## WORUM ES GEHT
Kannst du den Text über die Lust am Singen im Anschluss an seinen letzten Satz fortsetzen?

## VORLIEGENDER TEXT
Menschen wollen singen

„In vielen Studien heißt es: 80 Prozent der Deutschen wollen nicht singen“, sagt Jahns. Das stimme so aber nicht. Denn die Bereitschaft ist da. An der TU Dortmund zum Beispiel sagen die Studenten, sie würden regelmäßig singen. Unter der Dusche, im Auto oder auch mal am Abend vor dem PC. Allerdings alleine, vor Menschen singen nur die wenigsten.

„Ich kann nicht singen“, „Mir wurde gesagt, dass ich lieber nicht singen sollte“ oder „Ich mag meine Stimme nicht“, sind beliebte Ausreden. Dürfen wir jetzt nur noch singen, wenn wir glauben, dass wir es können? Und wenn ja, was heißt überhaupt „singen können“? Jahns meint: „Es ist nicht wichtig, wie die Stimme für andere klingt, sondern, dass man überhaupt singt.“ Weil es ein Gefühl von Freiheit und Leichtigkeit auslöse.Den TU-Studenten ist der eigene Gesang aber peinlich. Jahns weiß aber, dass viele Leute gerne unbeschwerter singen wollen. Sie habe viele Schüler, die bei ihr Motivation suchen.

## Gespeicherte Daten
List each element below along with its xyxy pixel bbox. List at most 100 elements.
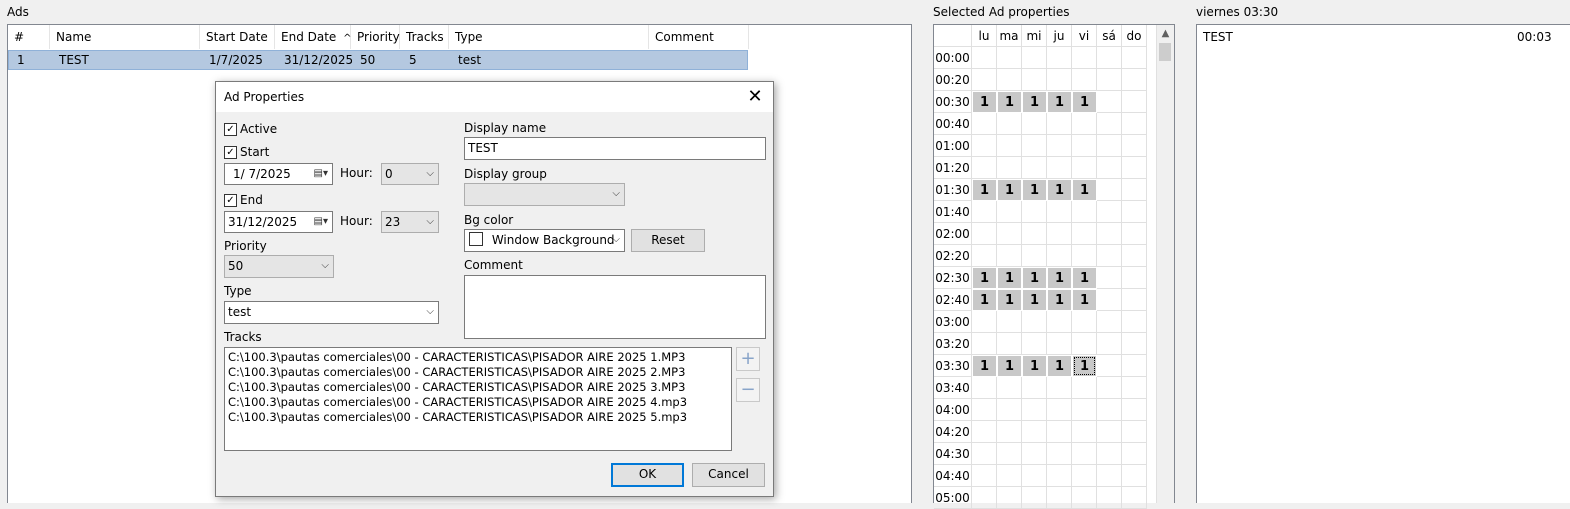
schedule-cell[interactable] (997, 47, 1022, 69)
schedule-cell[interactable] (1122, 69, 1147, 91)
schedule-cell[interactable] (997, 333, 1022, 355)
schedule-cell[interactable] (1072, 69, 1097, 91)
schedule-cell[interactable] (1047, 443, 1072, 465)
schedule-cell[interactable]: 1 (997, 91, 1022, 113)
schedule-cell[interactable] (972, 377, 997, 399)
schedule-cell[interactable] (1122, 267, 1147, 289)
schedule-cell[interactable] (997, 223, 1022, 245)
time-label[interactable]: 03:30 (934, 355, 972, 377)
schedule-cell[interactable] (1072, 399, 1097, 421)
schedule-cell[interactable] (972, 223, 997, 245)
schedule-cell[interactable] (1122, 355, 1147, 377)
schedule-cell[interactable] (1122, 399, 1147, 421)
schedule-cell[interactable] (972, 333, 997, 355)
schedule-cell[interactable] (1022, 399, 1047, 421)
schedule-cell[interactable] (1122, 333, 1147, 355)
schedule-cell[interactable] (1122, 223, 1147, 245)
schedule-cell[interactable]: 1 (1047, 179, 1072, 201)
remove-track-icon[interactable]: − (736, 378, 760, 402)
schedule-cell[interactable] (1122, 377, 1147, 399)
schedule-cell[interactable] (1047, 245, 1072, 267)
cancel-button[interactable]: Cancel (692, 463, 765, 487)
schedule-cell[interactable] (1122, 311, 1147, 333)
day-header-4[interactable]: vi (1072, 25, 1097, 47)
day-header-1[interactable]: ma (997, 25, 1022, 47)
schedule-cell[interactable]: 1 (972, 289, 997, 311)
chevron-down-icon[interactable]: ⌵ (426, 302, 434, 322)
schedule-cell[interactable] (1022, 311, 1047, 333)
schedule-cell[interactable] (1097, 267, 1122, 289)
schedule-cell[interactable] (1072, 333, 1097, 355)
day-header-2[interactable]: mi (1022, 25, 1047, 47)
schedule-cell[interactable] (1097, 201, 1122, 223)
day-header-5[interactable]: sá (1097, 25, 1122, 47)
schedule-cell[interactable] (997, 487, 1022, 509)
schedule-cell[interactable] (1047, 487, 1072, 509)
schedule-cell[interactable]: 1 (997, 355, 1022, 377)
schedule-cell[interactable] (972, 113, 997, 135)
schedule-cell[interactable] (1072, 311, 1097, 333)
time-label[interactable]: 05:00 (934, 487, 972, 509)
schedule-cell[interactable] (972, 421, 997, 443)
calendar-dropdown-icon[interactable]: ▤▾ (314, 164, 328, 184)
schedule-cell[interactable] (1097, 245, 1122, 267)
schedule-cell[interactable] (1022, 245, 1047, 267)
reset-button[interactable]: Reset (631, 229, 705, 252)
list-item[interactable]: C:\100.3\pautas comerciales\00 - CARACTE… (228, 380, 728, 395)
schedule-cell[interactable] (1097, 399, 1122, 421)
schedule-cell[interactable] (997, 135, 1022, 157)
col-header-name[interactable]: Name (50, 25, 200, 49)
schedule-cell[interactable]: 1 (1047, 267, 1072, 289)
schedule-cell[interactable] (1097, 421, 1122, 443)
schedule-cell[interactable] (1022, 443, 1047, 465)
schedule-cell[interactable] (1022, 157, 1047, 179)
time-label[interactable]: 00:00 (934, 47, 972, 69)
active-checkbox[interactable]: ✓ (224, 123, 237, 136)
schedule-cell[interactable] (1122, 47, 1147, 69)
schedule-cell[interactable] (1097, 289, 1122, 311)
schedule-cell[interactable] (997, 377, 1022, 399)
schedule-cell[interactable]: 1 (997, 179, 1022, 201)
schedule-cell[interactable] (1072, 223, 1097, 245)
time-label[interactable]: 02:30 (934, 267, 972, 289)
schedule-cell[interactable] (1097, 487, 1122, 509)
schedule-cell[interactable] (972, 399, 997, 421)
col-header-tracks[interactable]: Tracks (400, 25, 449, 49)
schedule-cell[interactable] (1072, 421, 1097, 443)
schedule-cell[interactable] (972, 201, 997, 223)
schedule-cell[interactable] (1072, 245, 1097, 267)
schedule-cell[interactable] (1047, 201, 1072, 223)
time-label[interactable]: 03:00 (934, 311, 972, 333)
tracks-list[interactable]: C:\100.3\pautas comerciales\00 - CARACTE… (224, 347, 732, 451)
end-hour-select[interactable]: 23 ⌵ (381, 211, 439, 233)
schedule-cell[interactable] (1047, 333, 1072, 355)
schedule-cell[interactable] (1022, 377, 1047, 399)
schedule-cell[interactable] (1047, 421, 1072, 443)
schedule-cell[interactable]: 1 (1072, 179, 1097, 201)
schedule-cell[interactable] (1097, 135, 1122, 157)
schedule-cell[interactable] (1022, 135, 1047, 157)
schedule-cell[interactable] (1072, 443, 1097, 465)
schedule-cell[interactable]: 1 (1022, 179, 1047, 201)
schedule-cell[interactable] (1122, 91, 1147, 113)
schedule-cell[interactable] (1122, 157, 1147, 179)
col-header-type[interactable]: Type (449, 25, 649, 49)
schedule-cell[interactable]: 1 (1072, 91, 1097, 113)
schedule-cell[interactable] (1047, 223, 1072, 245)
schedule-cell[interactable] (972, 47, 997, 69)
ok-button[interactable]: OK (611, 463, 684, 487)
time-label[interactable]: 00:20 (934, 69, 972, 91)
schedule-cell[interactable] (1097, 91, 1122, 113)
schedule-cell[interactable] (972, 245, 997, 267)
schedule-cell[interactable] (972, 465, 997, 487)
schedule-cell[interactable] (1122, 179, 1147, 201)
schedule-cell[interactable]: 1 (972, 267, 997, 289)
time-label[interactable]: 02:00 (934, 223, 972, 245)
schedule-cell[interactable] (1072, 113, 1097, 135)
close-icon[interactable]: ✕ (741, 84, 769, 110)
schedule-cell[interactable] (1097, 47, 1122, 69)
time-label[interactable]: 01:30 (934, 179, 972, 201)
list-item[interactable]: C:\100.3\pautas comerciales\00 - CARACTE… (228, 350, 728, 365)
schedule-cell[interactable] (1022, 69, 1047, 91)
schedule-cell[interactable] (1097, 333, 1122, 355)
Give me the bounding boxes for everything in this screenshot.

## DIE ANTWORT
Caroline Jahns ist Konzertsängerin und Gesangspädagogin Fron	tal

Gesangspädagogin Caroline Jahns weiß, warum die Deutschen gehemmt sind. Foto: privat

Deutsches Liedgut wurde missbraucht

Für das allgemeine Peinlichkeitsgefühl gibt es einen Grund. Vor 200 Jahren trafen sich Jung und Alt zum gemeinsamen Singen mit oder ohne Gitarre. Heute traut sich niemand mehr den Mund auf zu machen. Denn: „Deutsches Liedgut wurde missbraucht“, sagt Jahns. Zu NS-Zeiten habe man gemeinschaftliches Singen als Manilpulation benutzt. Der Sozialwissenschaftler und Musikkritiker Theodor Adorno beschrieb die damalige Praxis als brutale Art, andere auszugrenzen. „Daraufhin wurde Singen von den Lehrplänen in Schulen gestrichen, weil sich niemand mit der Vergangenheit identifizieren wollte“, erklärt Jahns. Die deutschen Volkslieder wollte keiner mehr singen. Seitdem gibt es kaum mehr deutsches Liedgut. Es liegt also am politischgeschichtlichen Hintergrund, dass Deutsche im Vergleich zu anderen Kulturen im Bezug auf lautes, hemmungsloses Singen verklemmter sind.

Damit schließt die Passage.